"""

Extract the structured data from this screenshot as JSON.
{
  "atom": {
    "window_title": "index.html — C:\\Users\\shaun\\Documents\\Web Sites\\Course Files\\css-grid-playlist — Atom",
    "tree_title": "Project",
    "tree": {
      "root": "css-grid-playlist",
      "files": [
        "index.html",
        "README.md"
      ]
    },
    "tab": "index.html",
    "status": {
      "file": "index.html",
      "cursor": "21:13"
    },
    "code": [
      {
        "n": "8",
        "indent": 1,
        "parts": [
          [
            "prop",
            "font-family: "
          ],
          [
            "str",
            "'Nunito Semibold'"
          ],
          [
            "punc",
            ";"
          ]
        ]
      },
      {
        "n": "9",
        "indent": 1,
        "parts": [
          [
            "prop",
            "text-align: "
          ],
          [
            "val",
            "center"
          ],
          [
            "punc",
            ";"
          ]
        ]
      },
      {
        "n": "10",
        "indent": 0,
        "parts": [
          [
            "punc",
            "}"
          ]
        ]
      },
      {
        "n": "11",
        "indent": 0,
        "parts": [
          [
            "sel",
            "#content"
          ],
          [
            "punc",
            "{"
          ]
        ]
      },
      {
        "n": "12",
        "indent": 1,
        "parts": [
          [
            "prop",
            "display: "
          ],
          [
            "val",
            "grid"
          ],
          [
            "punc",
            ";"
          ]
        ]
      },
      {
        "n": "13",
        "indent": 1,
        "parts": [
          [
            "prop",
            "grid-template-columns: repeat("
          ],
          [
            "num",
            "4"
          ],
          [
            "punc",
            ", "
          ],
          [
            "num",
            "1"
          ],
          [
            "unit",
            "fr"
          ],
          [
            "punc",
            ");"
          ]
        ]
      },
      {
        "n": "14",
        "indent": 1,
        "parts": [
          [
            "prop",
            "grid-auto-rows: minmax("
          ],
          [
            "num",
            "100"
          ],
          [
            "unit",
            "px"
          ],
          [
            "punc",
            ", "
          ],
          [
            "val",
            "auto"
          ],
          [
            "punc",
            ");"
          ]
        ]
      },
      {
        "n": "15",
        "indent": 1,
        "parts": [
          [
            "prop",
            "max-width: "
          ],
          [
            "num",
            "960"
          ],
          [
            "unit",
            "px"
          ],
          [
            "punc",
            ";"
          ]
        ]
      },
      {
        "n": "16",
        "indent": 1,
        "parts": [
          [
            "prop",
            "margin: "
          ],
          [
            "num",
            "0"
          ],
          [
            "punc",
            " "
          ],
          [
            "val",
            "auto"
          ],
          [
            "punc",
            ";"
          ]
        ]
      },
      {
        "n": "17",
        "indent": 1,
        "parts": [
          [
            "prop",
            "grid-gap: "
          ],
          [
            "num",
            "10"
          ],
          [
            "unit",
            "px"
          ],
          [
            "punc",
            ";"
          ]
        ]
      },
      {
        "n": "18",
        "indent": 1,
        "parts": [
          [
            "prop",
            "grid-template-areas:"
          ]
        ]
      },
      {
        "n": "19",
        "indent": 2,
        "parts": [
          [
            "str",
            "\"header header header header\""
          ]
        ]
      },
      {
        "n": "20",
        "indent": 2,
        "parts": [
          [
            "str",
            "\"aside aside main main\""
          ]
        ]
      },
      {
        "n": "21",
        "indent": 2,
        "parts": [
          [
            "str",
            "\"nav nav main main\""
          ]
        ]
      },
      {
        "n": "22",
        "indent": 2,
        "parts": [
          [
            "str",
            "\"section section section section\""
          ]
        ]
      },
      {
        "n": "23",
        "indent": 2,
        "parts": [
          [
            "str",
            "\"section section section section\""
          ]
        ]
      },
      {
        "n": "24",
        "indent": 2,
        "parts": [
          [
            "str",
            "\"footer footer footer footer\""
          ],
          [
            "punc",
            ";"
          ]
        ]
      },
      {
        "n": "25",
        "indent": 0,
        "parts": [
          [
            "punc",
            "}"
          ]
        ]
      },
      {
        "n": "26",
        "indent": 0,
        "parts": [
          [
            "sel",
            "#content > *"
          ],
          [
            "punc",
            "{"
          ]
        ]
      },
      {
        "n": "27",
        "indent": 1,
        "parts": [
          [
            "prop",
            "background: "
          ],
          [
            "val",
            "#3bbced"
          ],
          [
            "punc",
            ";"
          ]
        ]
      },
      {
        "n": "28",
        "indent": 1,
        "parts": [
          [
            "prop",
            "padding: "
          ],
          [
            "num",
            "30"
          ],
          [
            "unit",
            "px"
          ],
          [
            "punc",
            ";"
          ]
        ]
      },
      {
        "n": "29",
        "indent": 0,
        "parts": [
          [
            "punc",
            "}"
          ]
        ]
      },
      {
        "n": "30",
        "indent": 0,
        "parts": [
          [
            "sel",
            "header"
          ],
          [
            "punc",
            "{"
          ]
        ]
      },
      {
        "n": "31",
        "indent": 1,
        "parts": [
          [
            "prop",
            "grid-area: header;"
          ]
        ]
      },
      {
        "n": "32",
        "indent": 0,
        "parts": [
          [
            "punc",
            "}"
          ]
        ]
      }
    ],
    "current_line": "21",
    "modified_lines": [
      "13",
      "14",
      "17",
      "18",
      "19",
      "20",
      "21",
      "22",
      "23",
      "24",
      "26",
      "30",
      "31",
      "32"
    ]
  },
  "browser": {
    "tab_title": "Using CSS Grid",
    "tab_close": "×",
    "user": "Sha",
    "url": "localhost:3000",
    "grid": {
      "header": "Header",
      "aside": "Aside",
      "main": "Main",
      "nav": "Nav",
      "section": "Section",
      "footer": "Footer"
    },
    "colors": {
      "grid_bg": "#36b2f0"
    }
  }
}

"""

Return every line of the material exactly.

Extract the structured data from this screenshot as JSON.
{
  "atom": {
    "window_title": "index.html — C:\\Users\\shaun\\Documents\\Web Sites\\Course Files\\css-grid-playlist — Atom",
    "tree_title": "Project",
    "tree": {
      "root": "css-grid-playlist",
      "files": [
        "index.html",
        "README.md"
      ]
    },
    "tab": "index.html",
    "status": {
      "file": "index.html",
      "cursor": "21:13"
    },
    "code": [
      {
        "n": "8",
        "indent": 1,
        "parts": [
          [
            "prop",
            "font-family: "
          ],
          [
            "str",
            "'Nunito Semibold'"
          ],
          [
            "punc",
            ";"
          ]
        ]
      },
      {
        "n": "9",
        "indent": 1,
        "parts": [
          [
            "prop",
            "text-align: "
          ],
          [
            "val",
            "center"
          ],
          [
            "punc",
            ";"
          ]
        ]
      },
      {
        "n": "10",
        "indent": 0,
        "parts": [
          [
            "punc",
            "}"
          ]
        ]
      },
      {
        "n": "11",
        "indent": 0,
        "parts": [
          [
            "sel",
            "#content"
          ],
          [
            "punc",
            "{"
          ]
        ]
      },
      {
        "n": "12",
        "indent": 1,
        "parts": [
          [
            "prop",
            "display: "
          ],
          [
            "val",
            "grid"
          ],
          [
            "punc",
            ";"
          ]
        ]
      },
      {
        "n": "13",
        "indent": 1,
        "parts": [
          [
            "prop",
            "grid-template-columns: repeat("
          ],
          [
            "num",
            "4"
          ],
          [
            "punc",
            ", "
          ],
          [
            "num",
            "1"
          ],
          [
            "unit",
            "fr"
          ],
          [
            "punc",
            ");"
          ]
        ]
      },
      {
        "n": "14",
        "indent": 1,
        "parts": [
          [
            "prop",
            "grid-auto-rows: minmax("
          ],
          [
            "num",
            "100"
          ],
          [
            "unit",
            "px"
          ],
          [
            "punc",
            ", "
          ],
          [
            "val",
            "auto"
          ],
          [
            "punc",
            ");"
          ]
        ]
      },
      {
        "n": "15",
        "indent": 1,
        "parts": [
          [
            "prop",
            "max-width: "
          ],
          [
            "num",
            "960"
          ],
          [
            "unit",
            "px"
          ],
          [
            "punc",
            ";"
          ]
        ]
      },
      {
        "n": "16",
        "indent": 1,
        "parts": [
          [
            "prop",
            "margin: "
          ],
          [
            "num",
            "0"
          ],
          [
            "punc",
            " "
          ],
          [
            "val",
            "auto"
          ],
          [
            "punc",
            ";"
          ]
        ]
      },
      {
        "n": "17",
        "indent": 1,
        "parts": [
          [
            "prop",
            "grid-gap: "
          ],
          [
            "num",
            "10"
          ],
          [
            "unit",
            "px"
          ],
          [
            "punc",
            ";"
          ]
        ]
      },
      {
        "n": "18",
        "indent": 1,
        "parts": [
          [
            "prop",
            "grid-template-areas:"
          ]
        ]
      },
      {
        "n": "19",
        "indent": 2,
        "parts": [
          [
            "str",
            "\"header header header header\""
          ]
        ]
      },
      {
        "n": "20",
        "indent": 2,
        "parts": [
          [
            "str",
            "\"aside aside main main\""
          ]
        ]
      },
      {
        "n": "21",
        "indent": 2,
        "parts": [
          [
            "str",
            "\"nav nav main main\""
          ]
        ]
      },
      {
        "n": "22",
        "indent": 2,
        "parts": [
          [
            "str",
            "\"section section section section\""
          ]
        ]
      },
      {
        "n": "23",
        "indent": 2,
        "parts": [
          [
            "str",
            "\"section section section section\""
          ]
        ]
      },
      {
        "n": "24",
        "indent": 2,
        "parts": [
          [
            "str",
            "\"footer footer footer footer\""
          ],
          [
            "punc",
            ";"
          ]
        ]
      },
      {
        "n": "25",
        "indent": 0,
        "parts": [
          [
            "punc",
            "}"
          ]
        ]
      },
      {
        "n": "26",
        "indent": 0,
        "parts": [
          [
            "sel",
            "#content > *"
          ],
          [
            "punc",
            "{"
          ]
        ]
      },
      {
        "n": "27",
        "indent": 1,
        "parts": [
          [
            "prop",
            "background: "
          ],
          [
            "val",
            "#3bbced"
          ],
          [
            "punc",
            ";"
          ]
        ]
      },
      {
        "n": "28",
        "indent": 1,
        "parts": [
          [
            "prop",
            "padding: "
          ],
          [
            "num",
            "30"
          ],
          [
            "unit",
            "px"
          ],
          [
            "punc",
            ";"
          ]
        ]
      },
      {
        "n": "29",
        "indent": 0,
        "parts": [
          [
            "punc",
            "}"
          ]
        ]
      },
      {
        "n": "30",
        "indent": 0,
        "parts": [
          [
            "sel",
            "header"
          ],
          [
            "punc",
            "{"
          ]
        ]
      },
      {
        "n": "31",
        "indent": 1,
        "parts": [
          [
            "prop",
            "grid-area: header;"
          ]
        ]
      },
      {
        "n": "32",
        "indent": 0,
        "parts": [
          [
            "punc",
            "}"
          ]
        ]
      }
    ],
    "current_line": "21",
    "modified_lines": [
      "13",
      "14",
      "17",
      "18",
      "19",
      "20",
      "21",
      "22",
      "23",
      "24",
      "26",
      "30",
      "31",
      "32"
    ]
  },
  "browser": {
    "tab_title": "Using CSS Grid",
    "tab_close": "×",
    "user": "Sha",
    "url": "localhost:3000",
    "grid": {
      "header": "Header",
      "aside": "Aside",
      "main": "Main",
      "nav": "Nav",
      "section": "Section",
      "footer": "Footer"
    },
    "colors": {
      "grid_bg": "#36b2f0"
    }
  }
}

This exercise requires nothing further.